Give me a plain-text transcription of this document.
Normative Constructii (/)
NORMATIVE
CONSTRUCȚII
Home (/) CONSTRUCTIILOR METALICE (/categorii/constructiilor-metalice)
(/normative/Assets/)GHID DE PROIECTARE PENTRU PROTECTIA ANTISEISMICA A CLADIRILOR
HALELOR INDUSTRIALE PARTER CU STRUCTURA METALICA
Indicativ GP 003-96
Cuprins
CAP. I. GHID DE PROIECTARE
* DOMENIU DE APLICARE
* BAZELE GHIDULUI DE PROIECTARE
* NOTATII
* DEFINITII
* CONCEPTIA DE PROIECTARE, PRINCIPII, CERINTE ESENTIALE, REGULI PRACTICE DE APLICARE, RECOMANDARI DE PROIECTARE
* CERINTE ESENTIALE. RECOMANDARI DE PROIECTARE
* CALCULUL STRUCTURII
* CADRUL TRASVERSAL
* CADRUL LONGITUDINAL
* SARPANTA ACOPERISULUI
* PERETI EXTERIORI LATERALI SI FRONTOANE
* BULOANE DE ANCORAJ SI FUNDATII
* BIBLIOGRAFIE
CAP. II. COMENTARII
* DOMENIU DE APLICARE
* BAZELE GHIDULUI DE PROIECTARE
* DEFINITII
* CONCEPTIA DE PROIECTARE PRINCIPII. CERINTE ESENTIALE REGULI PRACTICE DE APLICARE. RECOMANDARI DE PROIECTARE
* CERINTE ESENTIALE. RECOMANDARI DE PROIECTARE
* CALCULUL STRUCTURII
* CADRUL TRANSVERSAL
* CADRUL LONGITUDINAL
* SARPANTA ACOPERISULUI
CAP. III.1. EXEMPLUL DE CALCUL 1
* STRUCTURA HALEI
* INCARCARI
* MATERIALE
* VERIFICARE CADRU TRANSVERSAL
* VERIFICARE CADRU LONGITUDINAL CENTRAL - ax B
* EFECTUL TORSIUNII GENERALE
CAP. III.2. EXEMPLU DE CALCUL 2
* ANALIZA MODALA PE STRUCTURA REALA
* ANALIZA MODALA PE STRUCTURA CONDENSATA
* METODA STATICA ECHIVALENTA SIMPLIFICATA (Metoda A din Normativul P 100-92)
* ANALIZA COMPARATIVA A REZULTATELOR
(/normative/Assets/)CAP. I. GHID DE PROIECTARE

--

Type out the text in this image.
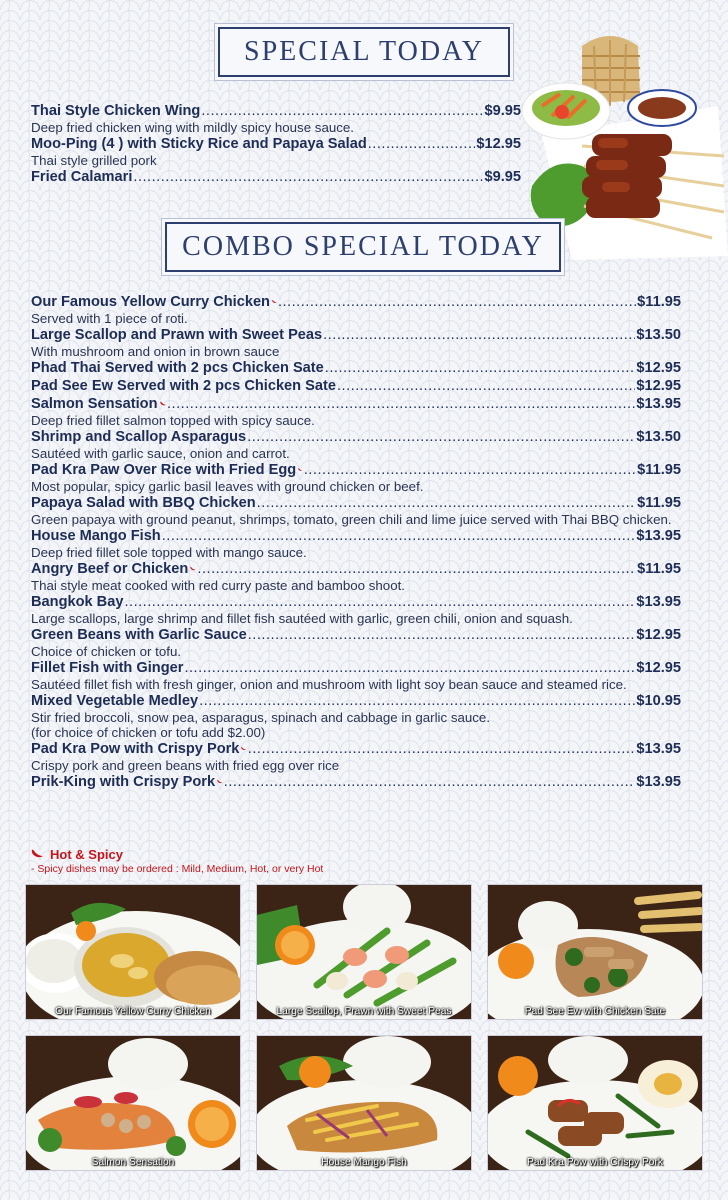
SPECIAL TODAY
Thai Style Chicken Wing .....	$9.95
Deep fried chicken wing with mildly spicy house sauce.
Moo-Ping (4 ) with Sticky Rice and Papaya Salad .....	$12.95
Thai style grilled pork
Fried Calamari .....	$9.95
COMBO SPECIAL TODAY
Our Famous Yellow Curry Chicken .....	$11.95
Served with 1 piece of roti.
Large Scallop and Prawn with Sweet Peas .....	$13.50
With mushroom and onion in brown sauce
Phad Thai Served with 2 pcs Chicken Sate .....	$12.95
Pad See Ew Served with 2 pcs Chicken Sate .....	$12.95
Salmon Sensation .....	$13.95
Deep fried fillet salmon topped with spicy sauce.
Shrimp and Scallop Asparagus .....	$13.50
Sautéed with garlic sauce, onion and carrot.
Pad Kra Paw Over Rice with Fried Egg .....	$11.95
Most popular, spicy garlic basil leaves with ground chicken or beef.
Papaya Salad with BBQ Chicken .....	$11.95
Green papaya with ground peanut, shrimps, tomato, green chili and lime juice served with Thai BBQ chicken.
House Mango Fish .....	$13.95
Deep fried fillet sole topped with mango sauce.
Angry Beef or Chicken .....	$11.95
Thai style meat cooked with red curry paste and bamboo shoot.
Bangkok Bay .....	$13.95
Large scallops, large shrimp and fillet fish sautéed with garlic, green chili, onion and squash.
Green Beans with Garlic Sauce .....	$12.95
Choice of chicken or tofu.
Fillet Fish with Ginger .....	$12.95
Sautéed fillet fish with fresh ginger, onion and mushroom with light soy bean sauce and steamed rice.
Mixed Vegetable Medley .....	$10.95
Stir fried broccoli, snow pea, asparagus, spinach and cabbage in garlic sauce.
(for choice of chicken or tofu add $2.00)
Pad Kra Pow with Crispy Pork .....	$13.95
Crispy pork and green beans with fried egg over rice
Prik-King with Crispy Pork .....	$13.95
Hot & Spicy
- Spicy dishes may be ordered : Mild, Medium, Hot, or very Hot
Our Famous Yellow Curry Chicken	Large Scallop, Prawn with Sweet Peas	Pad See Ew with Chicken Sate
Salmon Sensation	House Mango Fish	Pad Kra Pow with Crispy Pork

▸ **PROBLEM REQUIREMENTS**: Work out how many lines of the material above contain the word "RECOMANDARI", then give only that figure.

▸ **EXPECTED ANSWER**: 4